## Supplied passage:
++++++

II. Statement of Material Facts

The summary judgment record is as follows.*fn2 On June 25, 2009, Officers Carpenter and Kulago escorted Mr. Clark to a new cell, cell 324, in USP-Lewisburg's G-block housing unit, a segregated housing unit. (Doc. 67, Defs.' Statement of Material Facts, (DSMF) ¶¶ 1 and 4.) Inmate Joe Toney was already housed in this cell which is located on the third floor of G-block. (Id. ¶ 2.)

Mr. Clark was in hand restraints with his hands secured behind his back during his escort to cell 324. (Id. ¶ 4.) Inmate Toney, per normal practice, also placed in hand restraints prior to Mr. Clark entering the cell. (Id. ¶ 5.) Officer Carpenter opened cell 324, Mr. Clark entered, and the cell door was secured. (Id. ¶¶ 7.) When both inmates were secured in cell 324, Officer Carpenter ordered Mr. Clark to come to the cell door, and place his hands out the wicket*fn3 so his hand restraints could be removed. (Id. ¶¶ 8-9.)

Once Mr. Clark's hand restraints were removed, Officer Carpenter ordered inmate Toney to come to the cell door to have his handcuffs removed. (Id. ¶ 12.) When inmate Toney offered his hands to be uncuffed, Mr. Clark began punching him, produced a weapon and began stabbing him in the back. (Id.) Officer Carpenter immediately called for assistance and ordered the inmates to stop. (Id. ¶ 13.) While staff was responding, Mr. Clark ignored Officer Carpenter's order to stop assaulting inmate Toney and continued to stab his cellmate. (Id. ¶¶ 14-15.) When Lt. Galletta responded to the scene he witnessed Mr. Clark attacking and stabbing inmate Toney. (Id. ¶ 16.) He also witnessed some of Mr. Clark's punches miss his cellmate and hit the bedframe in his cell. (Id. ¶ 17.) Officer Carpenter again ordered Mr. Clark to stop and submit to hand restraints. (Id. ¶ 18.) In response, Mr. Clark walked to the toilet and flushed his weapon before returning to the wicket to be placed in hand restraints. (Id. ¶¶ 18-19.) During his deposition in this matter, Mr. Clark testified that he attacked inmate Toney by punching him with both his right and left hands, and by stabbing him more than 14 times. (Id. ¶¶ 21-22.)

++++++

## Data entries:
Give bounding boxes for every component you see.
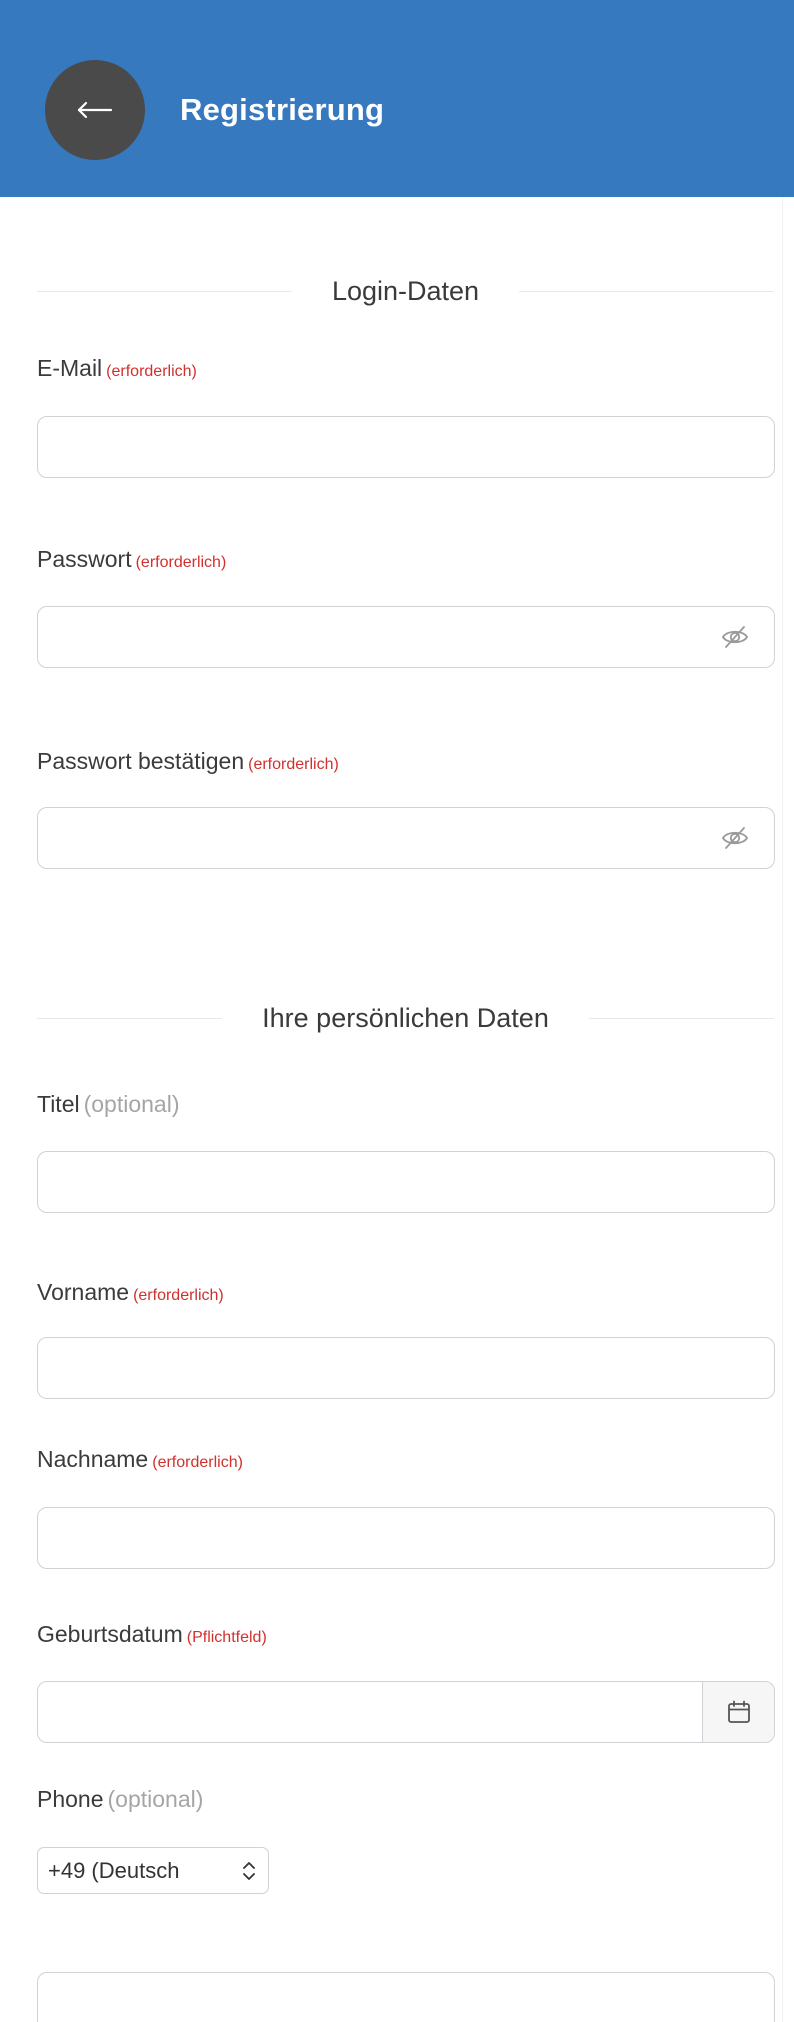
country-code-select[interactable]: +49 (Deutsch [37, 1847, 269, 1894]
email-label: E-Mail (erforderlich) [37, 355, 197, 381]
country-code-value: +49 (Deutsch [48, 1857, 180, 1883]
password-field[interactable] [37, 606, 775, 668]
eye-slash-icon [721, 626, 749, 648]
required-tag: (erforderlich) [133, 1287, 224, 1304]
chevron-up-down-icon [243, 1861, 255, 1880]
firstname-field[interactable] [37, 1337, 775, 1399]
arrow-left-icon [77, 101, 113, 119]
app-header: Registrierung [0, 0, 794, 197]
phone-label: Phone (optional) [37, 1786, 204, 1812]
toggle-password-visibility-button[interactable] [717, 619, 753, 655]
required-tag: (erforderlich) [152, 1454, 243, 1471]
divider [588, 1017, 774, 1019]
firstname-label: Vorname (erforderlich) [37, 1279, 224, 1305]
title-field[interactable] [37, 1151, 775, 1213]
title-label: Titel (optional) [37, 1091, 180, 1117]
required-tag: (Pflichtfeld) [186, 1629, 267, 1646]
password-label: Passwort (erforderlich) [37, 546, 227, 572]
required-tag: (erforderlich) [248, 756, 339, 773]
birthdate-field[interactable] [38, 1682, 702, 1742]
divider [37, 1017, 223, 1019]
eye-slash-icon [721, 827, 749, 849]
birthdate-label: Geburtsdatum (Pflichtfeld) [37, 1621, 267, 1647]
open-calendar-button[interactable] [702, 1682, 774, 1742]
optional-tag: (optional) [107, 1786, 204, 1812]
calendar-icon [727, 1700, 750, 1723]
password-confirm-label: Passwort bestätigen (erforderlich) [37, 748, 339, 774]
phone-number-field[interactable] [37, 1972, 775, 2022]
lastname-field[interactable] [37, 1507, 775, 1569]
required-tag: (erforderlich) [106, 363, 197, 380]
scroll-edge [782, 197, 794, 2022]
section-heading-login: Login-Daten [37, 271, 775, 311]
birthdate-group [37, 1681, 775, 1743]
section-title-login: Login-Daten [331, 275, 480, 306]
required-tag: (erforderlich) [135, 554, 227, 571]
optional-tag: (optional) [83, 1091, 180, 1117]
section-heading-personal: Ihre persönlichen Daten [37, 998, 774, 1038]
password-confirm-field[interactable] [37, 807, 775, 869]
toggle-password-confirm-visibility-button[interactable] [717, 820, 753, 856]
divider [37, 290, 292, 292]
email-field[interactable] [37, 416, 775, 478]
back-button[interactable] [45, 60, 145, 160]
section-title-personal: Ihre persönlichen Daten [262, 1002, 549, 1033]
lastname-label: Nachname (erforderlich) [37, 1446, 243, 1472]
divider [519, 290, 775, 292]
page-title: Registrierung [180, 92, 385, 127]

++++++

## Problems and tasks:
a) Determine whether each statement agrees with the statement of material facts, answering yes or no and quoting the deciding words of that text: (i) Mr. Clark was escorted to cell 324 on June 25, 2009; (ii) cell 324 is on the second floor of G-block; (iii) Mr. Clark flushed his weapon down the toilet before returning to the wicket.
b) Write the next portion of the statement of material facts, starting after its final sentence.
The listing comes from a separate source.

## Results for each task:
a)
(i) Yes: "On June 25, 2009, Officers Carpenter and Kulago escorted Mr. Clark to a new cell, cell 324"
(ii) No: "which is located on the third floor of G-block"
(iii) Yes: "Mr. Clark walked to the toilet and flushed his weapon before returning to the wicket to be placed in hand restraints"

b)
Both inmates were removed from the third floor cell. (Id. ¶ 25.) Mr. Clark was escorted to a G-block holding cell in the basement by Lt. Galletta, Lt. Fleming and Officer Kulago. (Id. ¶ 25.) Lt. Galletta was present during the entire period Lt. Fleming and Officer Kulago escorted Mr. Clark to the holding cell. (Id. ¶ 26.) Lt. Galletta did not observe either Lt. Fleming or Officer Kulago threaten or physically abuse Mr. Clark. (Id.) There are no mounted cameras in the G-block stairwell; therefore there is no videotape of Mr. Clark being escorted to the G-block holding cell. (Id. ¶ 29). Likewise, as this was not a planned use of force event, but rather a rapid response to Mr. Clark's assault of inmate Toney, no hand held camera was immediately available to staff as their first priority was stopping the assault and securing the inmates involved. (Id.)

Mr. Clark continued to be disruptive in the basement holding cell; therefore, a use of force team was assembled at approximately 11:02 a.m. to move him to a different housing unit. (Id. ¶ 30.) Plantiff's transfer from the basement of G-block to I-block was filmed.*fn4 (Id.) Upon removing Mr. Clark from the basement G-block holding cell, and placing him in restraints, D. DeLeon, R.N., a member of the use of ...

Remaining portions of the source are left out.